_Aim_
Extract, from the records beneath this instruction, each line that contains the word "revenus".

Raw records
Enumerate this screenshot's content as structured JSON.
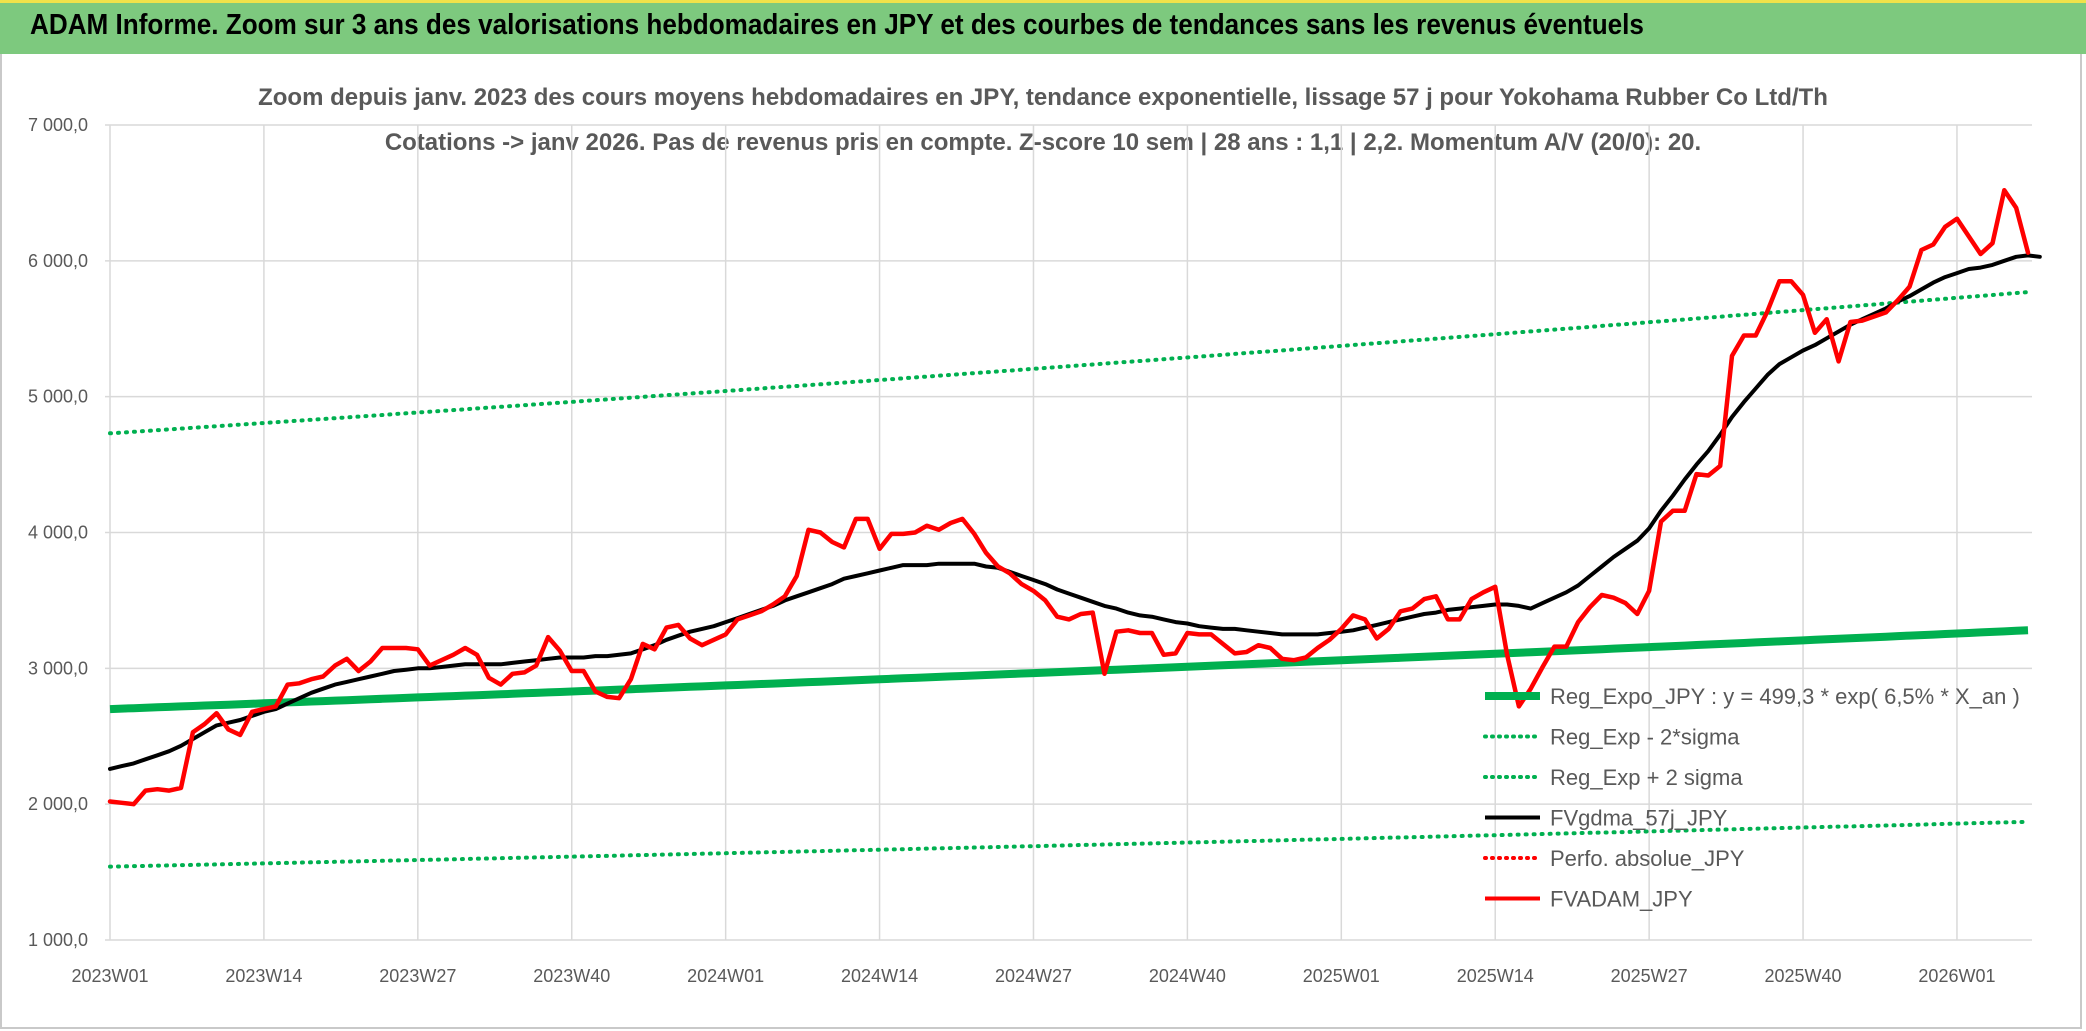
{
  "header": {
    "banner": "ADAM Informe. Zoom sur 3 ans des valorisations hebdomadaires en JPY et des courbes de tendances sans les revenus éventuels"
  },
  "chart_data": {
    "type": "line",
    "title": "Zoom depuis janv. 2023 des cours moyens hebdomadaires en JPY, tendance exponentielle, lissage 57 j pour Yokohama Rubber Co Ltd/Th",
    "subtitle": "Cotations -> janv 2026. Pas de revenus pris en compte. Z-score 10 sem | 28 ans : 1,1 | 2,2. Momentum A/V (20/0): 20.",
    "x_tick_labels": [
      "2023W01",
      "2023W14",
      "2023W27",
      "2023W40",
      "2024W01",
      "2024W14",
      "2024W27",
      "2024W40",
      "2025W01",
      "2025W14",
      "2025W27",
      "2025W40",
      "2026W01"
    ],
    "y_tick_labels": [
      "1 000,0",
      "2 000,0",
      "3 000,0",
      "4 000,0",
      "5 000,0",
      "6 000,0",
      "7 000,0"
    ],
    "ylim": [
      1000,
      7000
    ],
    "grid": true,
    "legend_position": "bottom-right",
    "colors": {
      "green": "#00b050",
      "black": "#000000",
      "red": "#ff0000",
      "grid": "#d9d9d9"
    },
    "legend": [
      {
        "label": "Reg_Expo_JPY : y = 499,3 * exp( 6,5% *  X_an )",
        "color": "#00b050",
        "style": "thick"
      },
      {
        "label": "Reg_Exp - 2*sigma",
        "color": "#00b050",
        "style": "dotted"
      },
      {
        "label": "Reg_Exp + 2 sigma",
        "color": "#00b050",
        "style": "dotted"
      },
      {
        "label": "FVgdma_57j_JPY",
        "color": "#000000",
        "style": "solid"
      },
      {
        "label": "Perfo. absolue_JPY",
        "color": "#ff0000",
        "style": "dotted"
      },
      {
        "label": "FVADAM_JPY",
        "color": "#ff0000",
        "style": "solid"
      }
    ],
    "trend_lines": {
      "Reg_Expo_JPY": {
        "start": 2700,
        "end": 3280
      },
      "Reg_Exp - 2*sigma": {
        "start": 1540,
        "end": 1870
      },
      "Reg_Exp + 2 sigma": {
        "start": 4730,
        "end": 5770
      }
    },
    "series": [
      {
        "name": "FVADAM_JPY",
        "values": [
          2020,
          2010,
          2000,
          2100,
          2110,
          2100,
          2120,
          2530,
          2590,
          2670,
          2550,
          2510,
          2680,
          2700,
          2720,
          2880,
          2890,
          2920,
          2940,
          3020,
          3070,
          2980,
          3050,
          3150,
          3150,
          3150,
          3140,
          3020,
          3060,
          3100,
          3150,
          3100,
          2930,
          2880,
          2960,
          2970,
          3020,
          3230,
          3130,
          2980,
          2980,
          2830,
          2790,
          2780,
          2920,
          3180,
          3140,
          3300,
          3320,
          3220,
          3170,
          3210,
          3250,
          3360,
          3390,
          3420,
          3470,
          3530,
          3680,
          4020,
          4000,
          3930,
          3890,
          4100,
          4100,
          3880,
          3990,
          3990,
          4000,
          4050,
          4020,
          4070,
          4100,
          3990,
          3850,
          3750,
          3700,
          3620,
          3570,
          3500,
          3380,
          3360,
          3400,
          3410,
          2960,
          3270,
          3280,
          3260,
          3260,
          3100,
          3110,
          3260,
          3250,
          3250,
          3180,
          3110,
          3120,
          3170,
          3150,
          3070,
          3060,
          3080,
          3150,
          3210,
          3290,
          3390,
          3360,
          3220,
          3290,
          3420,
          3440,
          3510,
          3530,
          3360,
          3360,
          3510,
          3560,
          3600,
          3100,
          2720,
          2850,
          3010,
          3160,
          3160,
          3340,
          3450,
          3540,
          3520,
          3480,
          3400,
          3570,
          4080,
          4160,
          4160,
          4430,
          4420,
          4490,
          5300,
          5450,
          5450,
          5630,
          5850,
          5850,
          5750,
          5470,
          5570,
          5260,
          5550,
          5560,
          5590,
          5620,
          5710,
          5810,
          6080,
          6120,
          6250,
          6310,
          6180,
          6050,
          6130,
          6520,
          6390,
          6060
        ]
      },
      {
        "name": "FVgdma_57j_JPY",
        "values": [
          2260,
          2280,
          2300,
          2330,
          2360,
          2390,
          2430,
          2480,
          2530,
          2580,
          2600,
          2620,
          2650,
          2680,
          2700,
          2740,
          2780,
          2820,
          2850,
          2880,
          2900,
          2920,
          2940,
          2960,
          2980,
          2990,
          3000,
          3000,
          3010,
          3020,
          3030,
          3030,
          3030,
          3030,
          3040,
          3050,
          3060,
          3070,
          3080,
          3080,
          3080,
          3090,
          3090,
          3100,
          3110,
          3140,
          3170,
          3210,
          3240,
          3270,
          3290,
          3310,
          3340,
          3370,
          3400,
          3430,
          3460,
          3500,
          3530,
          3560,
          3590,
          3620,
          3660,
          3680,
          3700,
          3720,
          3740,
          3760,
          3760,
          3760,
          3770,
          3770,
          3770,
          3770,
          3750,
          3740,
          3710,
          3680,
          3650,
          3620,
          3580,
          3550,
          3520,
          3490,
          3460,
          3440,
          3410,
          3390,
          3380,
          3360,
          3340,
          3330,
          3310,
          3300,
          3290,
          3290,
          3280,
          3270,
          3260,
          3250,
          3250,
          3250,
          3250,
          3260,
          3270,
          3280,
          3300,
          3320,
          3340,
          3360,
          3380,
          3400,
          3410,
          3430,
          3440,
          3450,
          3460,
          3470,
          3470,
          3460,
          3440,
          3480,
          3520,
          3560,
          3610,
          3680,
          3750,
          3820,
          3880,
          3940,
          4030,
          4160,
          4270,
          4390,
          4500,
          4600,
          4720,
          4850,
          4960,
          5060,
          5160,
          5240,
          5290,
          5340,
          5380,
          5430,
          5480,
          5530,
          5570,
          5610,
          5650,
          5700,
          5740,
          5790,
          5840,
          5880,
          5910,
          5940,
          5950,
          5970,
          6000,
          6030,
          6040,
          6030
        ]
      }
    ]
  }
}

_Result of the task_
    "banner": "ADAM Informe. Zoom sur 3 ans des valorisations hebdomadaires en JPY et des courbes de tendances sans les revenus éventuels"
    "subtitle": "Cotations -> janv 2026. Pas de revenus pris en compte. Z-score 10 sem | 28 ans : 1,1 | 2,2. Momentum A/V (20/0): 20.",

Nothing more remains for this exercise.